> GIVEN PROBLEM
Spot every line with the word "best" and return it.

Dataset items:
────────

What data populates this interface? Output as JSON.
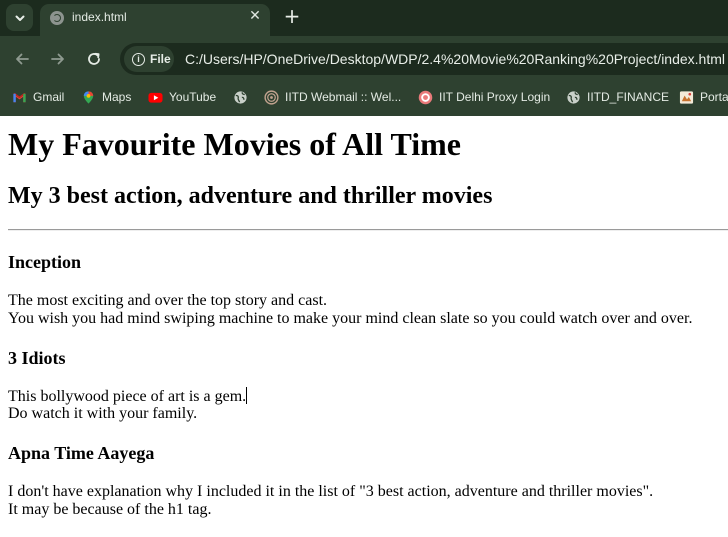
{
  "browser": {
    "tab": {
      "title": "index.html",
      "favicon": "globe-icon"
    },
    "address_bar": {
      "site_chip_label": "File",
      "url": "C:/Users/HP/OneDrive/Desktop/WDP/2.4%20Movie%20Ranking%20Project/index.html"
    },
    "bookmarks": [
      {
        "label": "Gmail",
        "icon": "gmail-icon"
      },
      {
        "label": "Maps",
        "icon": "maps-icon"
      },
      {
        "label": "YouTube",
        "icon": "youtube-icon"
      },
      {
        "label": "",
        "icon": "globe-icon"
      },
      {
        "label": "IITD Webmail :: Wel...",
        "icon": "iitd-icon"
      },
      {
        "label": "IIT Delhi Proxy Login",
        "icon": "iitd-proxy-icon"
      },
      {
        "label": "IITD_FINANCE",
        "icon": "globe-icon"
      },
      {
        "label": "Porta",
        "icon": "portal-icon"
      }
    ],
    "colors": {
      "chrome_dark": "#1c2b1e",
      "chrome": "#2e4130",
      "text": "#e4ebe4"
    }
  },
  "page": {
    "h1": "My Favourite Movies of All Time",
    "h2": "My 3 best action, adventure and thriller movies",
    "movies": [
      {
        "title": "Inception",
        "lines": [
          "The most exciting and over the top story and cast.",
          "You wish you had mind swiping machine to make your mind clean slate so you could watch over and over."
        ]
      },
      {
        "title": "3 Idiots",
        "lines": [
          "This bollywood piece of art is a gem.",
          "Do watch it with your family."
        ]
      },
      {
        "title": "Apna Time Aayega",
        "lines": [
          "I don't have explanation why I included it in the list of \"3 best action, adventure and thriller movies\".",
          "It may be because of the h1 tag."
        ]
      }
    ]
  }
}
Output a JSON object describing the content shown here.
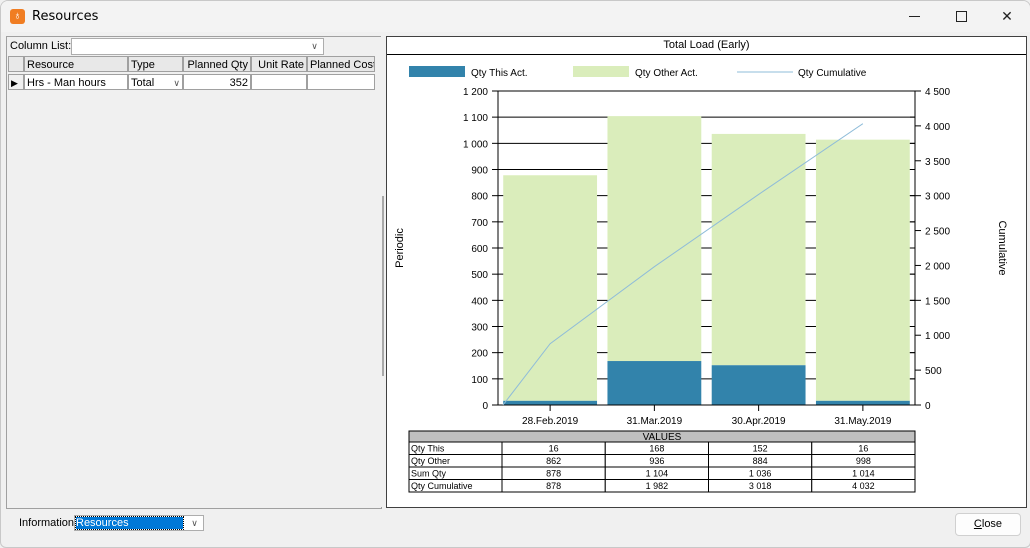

────────

> ANSWER TO THIS EXERCISE
    "h2": "My 3 best action, adventure and thriller movies",
          "I don't have explanation why I included it in the list of \"3 best action, adventure and thriller movies\".",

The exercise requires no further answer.